Exercise details. Establish how many lines in the material include the string "marker" and report it as a lone number.

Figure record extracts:
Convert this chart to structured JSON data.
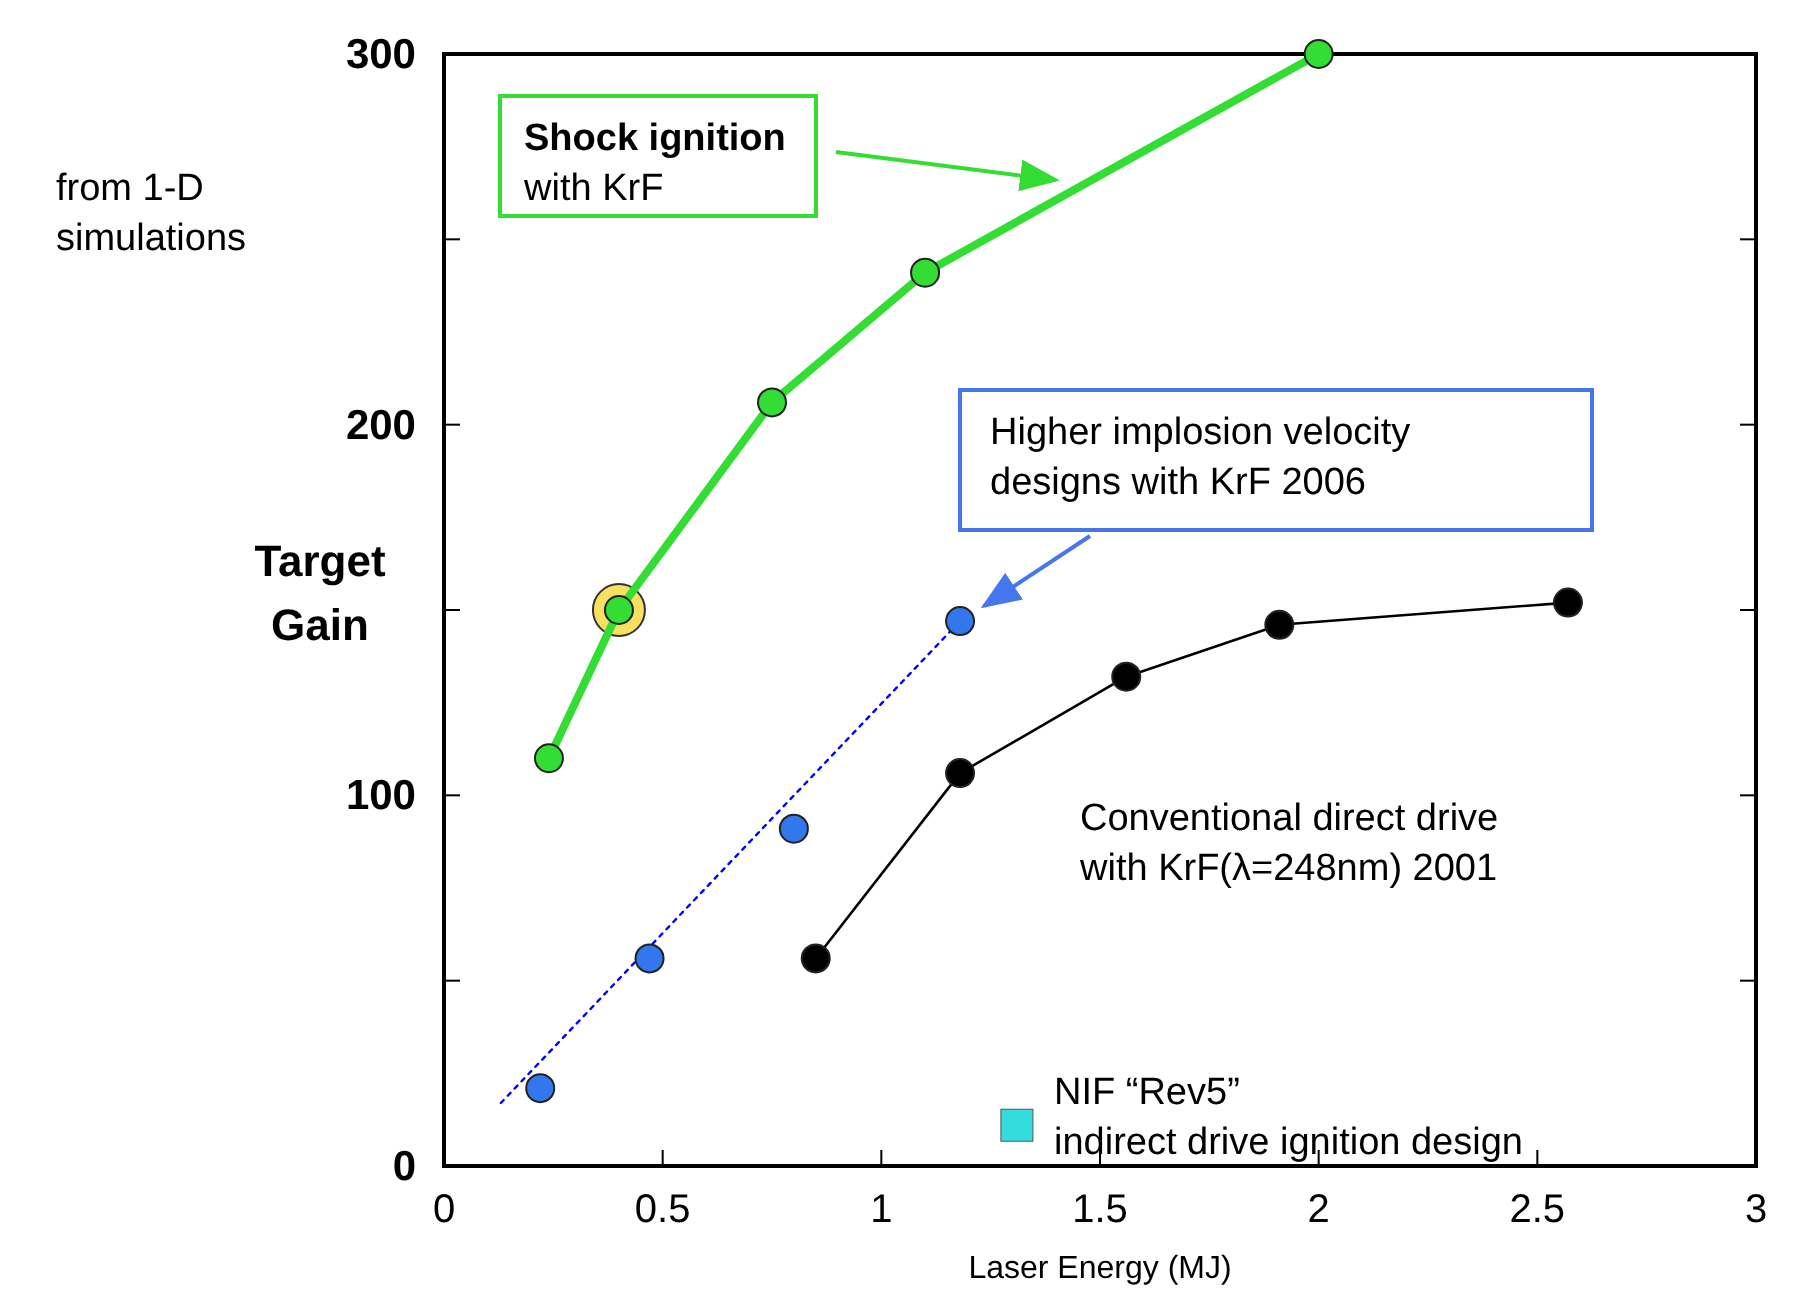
{
  "chart_data": {
    "type": "line",
    "xlabel": "Laser Energy (MJ)",
    "ylabel": "Target Gain",
    "xlim": [
      0,
      3
    ],
    "ylim": [
      0,
      300
    ],
    "xticks": [
      0,
      0.5,
      1,
      1.5,
      2,
      2.5,
      3
    ],
    "yticks": [
      0,
      {
        "value": 50,
        "label": null
      },
      100,
      {
        "value": 150,
        "label": null
      },
      200,
      {
        "value": 250,
        "label": null
      },
      300
    ],
    "grid": false,
    "series": [
      {
        "type": "line",
        "color": "#0000ff",
        "x": [
          0.13,
          1.18
        ],
        "values": [
          17,
          147
        ],
        "marker": "none",
        "line_style": "dotted"
      },
      {
        "type": "bubble",
        "color": "#f8e060",
        "x": [
          0.4
        ],
        "values": [
          150
        ],
        "sizes": [
          1
        ]
      },
      {
        "color": "#33dd33",
        "x": [
          0.24,
          0.4,
          0.75,
          1.1,
          2.0
        ],
        "values": [
          110,
          150,
          206,
          241,
          300
        ],
        "marker": "circle",
        "line_style": "solid"
      },
      {
        "type": "scatter",
        "color": "#3377ee",
        "x": [
          0.22,
          0.47,
          0.8,
          1.18
        ],
        "values": [
          21,
          56,
          91,
          147
        ],
        "marker": "circle"
      },
      {
        "color": "#000000",
        "x": [
          0.85,
          1.18,
          1.56,
          1.91,
          2.57
        ],
        "values": [
          56,
          106,
          132,
          146,
          152
        ],
        "marker": "circle",
        "line_style": "solid"
      },
      {
        "type": "scatter",
        "color": "#33dddd",
        "x": [
          1.31
        ],
        "values": [
          11
        ],
        "marker": "square"
      }
    ],
    "annotations": [
      "Shock ignition\nwith KrF",
      "Higher implosion velocity\ndesigns with KrF  2006",
      "Conventional direct drive\nwith KrF(λ=248nm)  2001",
      "NIF “Rev5”\nindirect drive ignition design",
      "from 1-D\nsimulations"
    ]
  }
}
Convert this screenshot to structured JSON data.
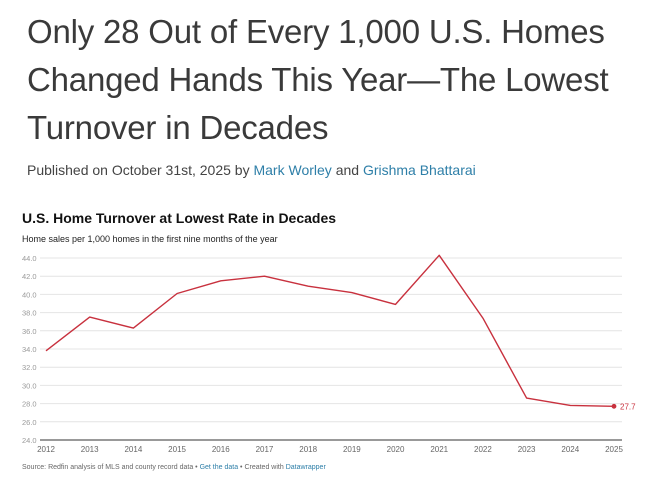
{
  "article": {
    "headline": "Only 28 Out of Every 1,000 U.S. Homes Changed Hands This Year—The Lowest Turnover in Decades",
    "published_prefix": "Published on October 31st, 2025 by",
    "author_1": "Mark Worley",
    "and": "and",
    "author_2": "Grishma Bhattarai"
  },
  "chart_data": {
    "type": "line",
    "title": "U.S. Home Turnover at Lowest Rate in Decades",
    "subtitle": "Home sales per 1,000 homes in the first nine months of the year",
    "x": [
      2012,
      2013,
      2014,
      2015,
      2016,
      2017,
      2018,
      2019,
      2020,
      2021,
      2022,
      2023,
      2024,
      2025
    ],
    "series": [
      {
        "values": [
          33.8,
          37.5,
          36.3,
          40.1,
          41.5,
          42.0,
          40.9,
          40.2,
          38.9,
          44.3,
          37.4,
          28.6,
          27.8,
          27.7
        ]
      }
    ],
    "end_label": "27.7",
    "ylim": [
      24.0,
      44.0
    ],
    "y_ticks": [
      "24.0",
      "26.0",
      "28.0",
      "30.0",
      "32.0",
      "34.0",
      "36.0",
      "38.0",
      "40.0",
      "42.0",
      "44.0"
    ],
    "x_ticks": [
      "2012",
      "2013",
      "2014",
      "2015",
      "2016",
      "2017",
      "2018",
      "2019",
      "2020",
      "2021",
      "2022",
      "2023",
      "2024",
      "2025"
    ],
    "grid": true,
    "colors": {
      "line": "#c8313e",
      "grid": "#e4e4e4",
      "axis": "#333333",
      "tick_text": "#9a9a9a"
    }
  },
  "footer": {
    "source": "Source: Redfin analysis of MLS and county record data •",
    "get_data": "Get the data",
    "created": "• Created with",
    "datawrapper": "Datawrapper"
  }
}
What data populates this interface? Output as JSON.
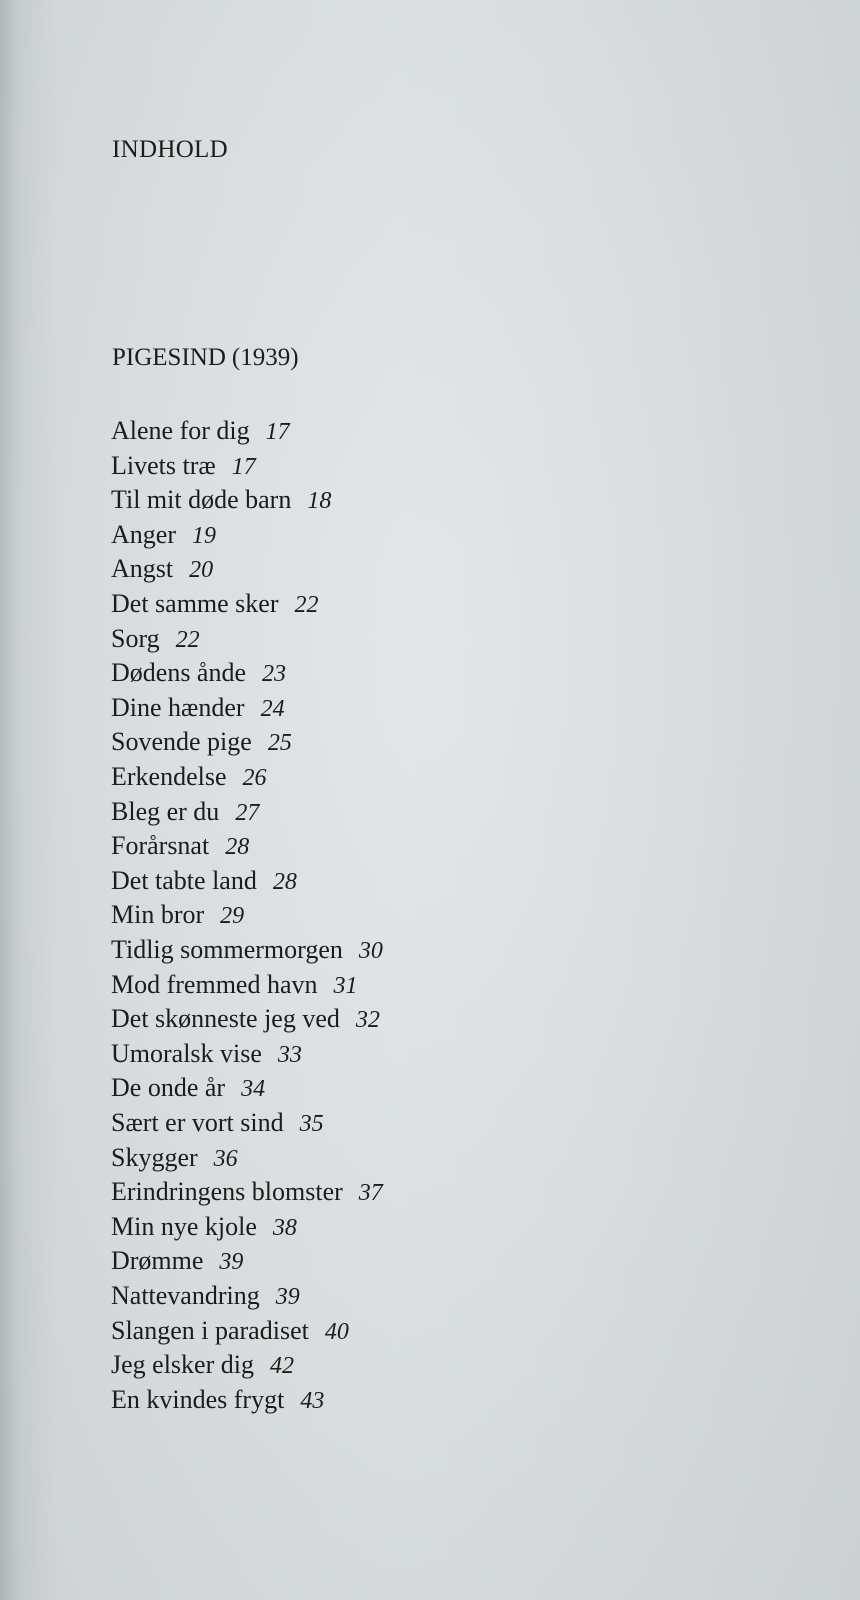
{
  "page": {
    "heading": "INDHOLD",
    "section": {
      "title": "PIGESIND",
      "year": "(1939)"
    },
    "entries": [
      {
        "title": "Alene for dig",
        "page": "17"
      },
      {
        "title": "Livets træ",
        "page": "17"
      },
      {
        "title": "Til mit døde barn",
        "page": "18"
      },
      {
        "title": "Anger",
        "page": "19"
      },
      {
        "title": "Angst",
        "page": "20"
      },
      {
        "title": "Det samme sker",
        "page": "22"
      },
      {
        "title": "Sorg",
        "page": "22"
      },
      {
        "title": "Dødens ånde",
        "page": "23"
      },
      {
        "title": "Dine hænder",
        "page": "24"
      },
      {
        "title": "Sovende pige",
        "page": "25"
      },
      {
        "title": "Erkendelse",
        "page": "26"
      },
      {
        "title": "Bleg er du",
        "page": "27"
      },
      {
        "title": "Forårsnat",
        "page": "28"
      },
      {
        "title": "Det tabte land",
        "page": "28"
      },
      {
        "title": "Min bror",
        "page": "29"
      },
      {
        "title": "Tidlig sommermorgen",
        "page": "30"
      },
      {
        "title": "Mod fremmed havn",
        "page": "31"
      },
      {
        "title": "Det skønneste jeg ved",
        "page": "32"
      },
      {
        "title": "Umoralsk vise",
        "page": "33"
      },
      {
        "title": "De onde år",
        "page": "34"
      },
      {
        "title": "Sært er vort sind",
        "page": "35"
      },
      {
        "title": "Skygger",
        "page": "36"
      },
      {
        "title": "Erindringens blomster",
        "page": "37"
      },
      {
        "title": "Min nye kjole",
        "page": "38"
      },
      {
        "title": "Drømme",
        "page": "39"
      },
      {
        "title": "Nattevandring",
        "page": "39"
      },
      {
        "title": "Slangen i paradiset",
        "page": "40"
      },
      {
        "title": "Jeg elsker dig",
        "page": "42"
      },
      {
        "title": "En kvindes frygt",
        "page": "43"
      }
    ]
  }
}
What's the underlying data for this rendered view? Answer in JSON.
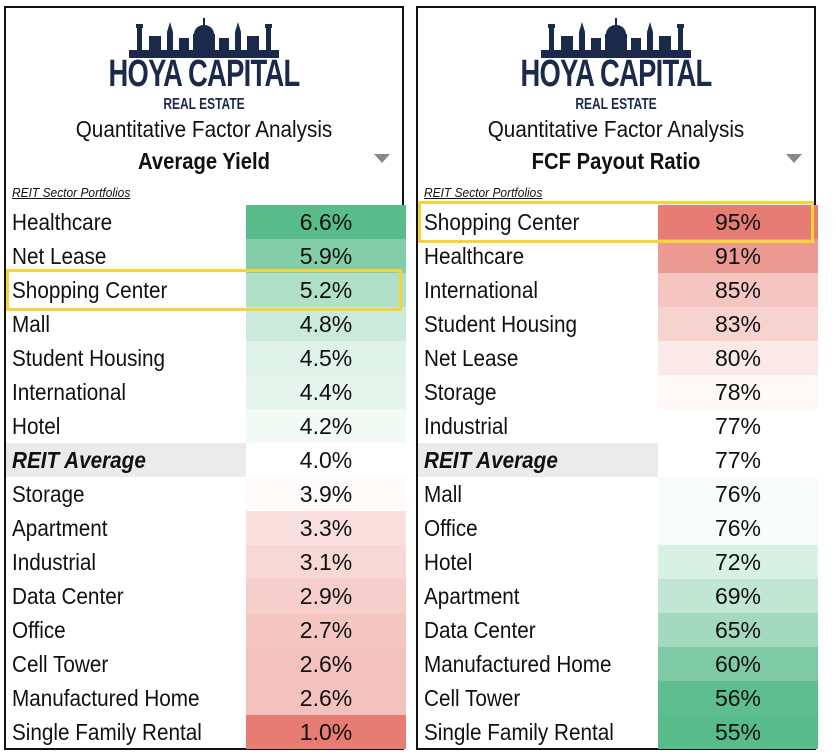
{
  "brand": {
    "name": "HOYA CAPITAL",
    "sub": "REAL ESTATE"
  },
  "panels": [
    {
      "subtitle": "Quantitative Factor Analysis",
      "metric": "Average Yield",
      "section_label": "REIT Sector Portfolios",
      "highlight_row": 2
    },
    {
      "subtitle": "Quantitative Factor Analysis",
      "metric": "FCF Payout Ratio",
      "section_label": "REIT Sector Portfolios",
      "highlight_row": 0
    }
  ],
  "chart_data": [
    {
      "type": "table",
      "title": "Average Yield",
      "columns": [
        "REIT Sector Portfolios",
        "Average Yield"
      ],
      "rows": [
        {
          "name": "Healthcare",
          "value": 6.6,
          "label": "6.6%"
        },
        {
          "name": "Net Lease",
          "value": 5.9,
          "label": "5.9%"
        },
        {
          "name": "Shopping Center",
          "value": 5.2,
          "label": "5.2%"
        },
        {
          "name": "Mall",
          "value": 4.8,
          "label": "4.8%"
        },
        {
          "name": "Student Housing",
          "value": 4.5,
          "label": "4.5%"
        },
        {
          "name": "International",
          "value": 4.4,
          "label": "4.4%"
        },
        {
          "name": "Hotel",
          "value": 4.2,
          "label": "4.2%"
        },
        {
          "name": "REIT Average",
          "value": 4.0,
          "label": "4.0%",
          "is_average": true
        },
        {
          "name": "Storage",
          "value": 3.9,
          "label": "3.9%"
        },
        {
          "name": "Apartment",
          "value": 3.3,
          "label": "3.3%"
        },
        {
          "name": "Industrial",
          "value": 3.1,
          "label": "3.1%"
        },
        {
          "name": "Data Center",
          "value": 2.9,
          "label": "2.9%"
        },
        {
          "name": "Office",
          "value": 2.7,
          "label": "2.7%"
        },
        {
          "name": "Cell Tower",
          "value": 2.6,
          "label": "2.6%"
        },
        {
          "name": "Manufactured Home",
          "value": 2.6,
          "label": "2.6%"
        },
        {
          "name": "Single Family Rental",
          "value": 1.0,
          "label": "1.0%"
        }
      ],
      "color_scale": {
        "high": "#57bb8a",
        "mid": "#ffffff",
        "low": "#e67c73",
        "high_is_good": true
      }
    },
    {
      "type": "table",
      "title": "FCF Payout Ratio",
      "columns": [
        "REIT Sector Portfolios",
        "FCF Payout Ratio"
      ],
      "rows": [
        {
          "name": "Shopping Center",
          "value": 95,
          "label": "95%"
        },
        {
          "name": "Healthcare",
          "value": 91,
          "label": "91%"
        },
        {
          "name": "International",
          "value": 85,
          "label": "85%"
        },
        {
          "name": "Student Housing",
          "value": 83,
          "label": "83%"
        },
        {
          "name": "Net Lease",
          "value": 80,
          "label": "80%"
        },
        {
          "name": "Storage",
          "value": 78,
          "label": "78%"
        },
        {
          "name": "Industrial",
          "value": 77,
          "label": "77%"
        },
        {
          "name": "REIT Average",
          "value": 77,
          "label": "77%",
          "is_average": true
        },
        {
          "name": "Mall",
          "value": 76,
          "label": "76%"
        },
        {
          "name": "Office",
          "value": 76,
          "label": "76%"
        },
        {
          "name": "Hotel",
          "value": 72,
          "label": "72%"
        },
        {
          "name": "Apartment",
          "value": 69,
          "label": "69%"
        },
        {
          "name": "Data Center",
          "value": 65,
          "label": "65%"
        },
        {
          "name": "Manufactured Home",
          "value": 60,
          "label": "60%"
        },
        {
          "name": "Cell Tower",
          "value": 56,
          "label": "56%"
        },
        {
          "name": "Single Family Rental",
          "value": 55,
          "label": "55%"
        }
      ],
      "color_scale": {
        "high": "#e67c73",
        "mid": "#ffffff",
        "low": "#57bb8a",
        "high_is_good": false
      }
    }
  ]
}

Answer to this task. 5